* _Job_: In the data below, find every line that has the string "name", and copy it.

* _Material shown_:
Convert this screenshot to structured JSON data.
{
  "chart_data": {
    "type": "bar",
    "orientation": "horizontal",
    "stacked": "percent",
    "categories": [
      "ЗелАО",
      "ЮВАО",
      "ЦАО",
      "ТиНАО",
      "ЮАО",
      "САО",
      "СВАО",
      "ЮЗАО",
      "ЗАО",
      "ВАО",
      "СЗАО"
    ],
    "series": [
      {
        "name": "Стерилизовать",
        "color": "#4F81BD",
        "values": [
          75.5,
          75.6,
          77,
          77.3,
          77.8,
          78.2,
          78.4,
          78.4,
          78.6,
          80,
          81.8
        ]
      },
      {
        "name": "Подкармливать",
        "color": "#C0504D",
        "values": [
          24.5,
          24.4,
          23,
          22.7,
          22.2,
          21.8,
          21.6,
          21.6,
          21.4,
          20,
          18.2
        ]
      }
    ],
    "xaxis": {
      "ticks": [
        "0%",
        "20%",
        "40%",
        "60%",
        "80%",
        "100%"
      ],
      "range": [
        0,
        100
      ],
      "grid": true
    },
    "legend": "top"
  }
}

* _Full output_:
        "name": "Стерилизовать",
        "name": "Подкармливать",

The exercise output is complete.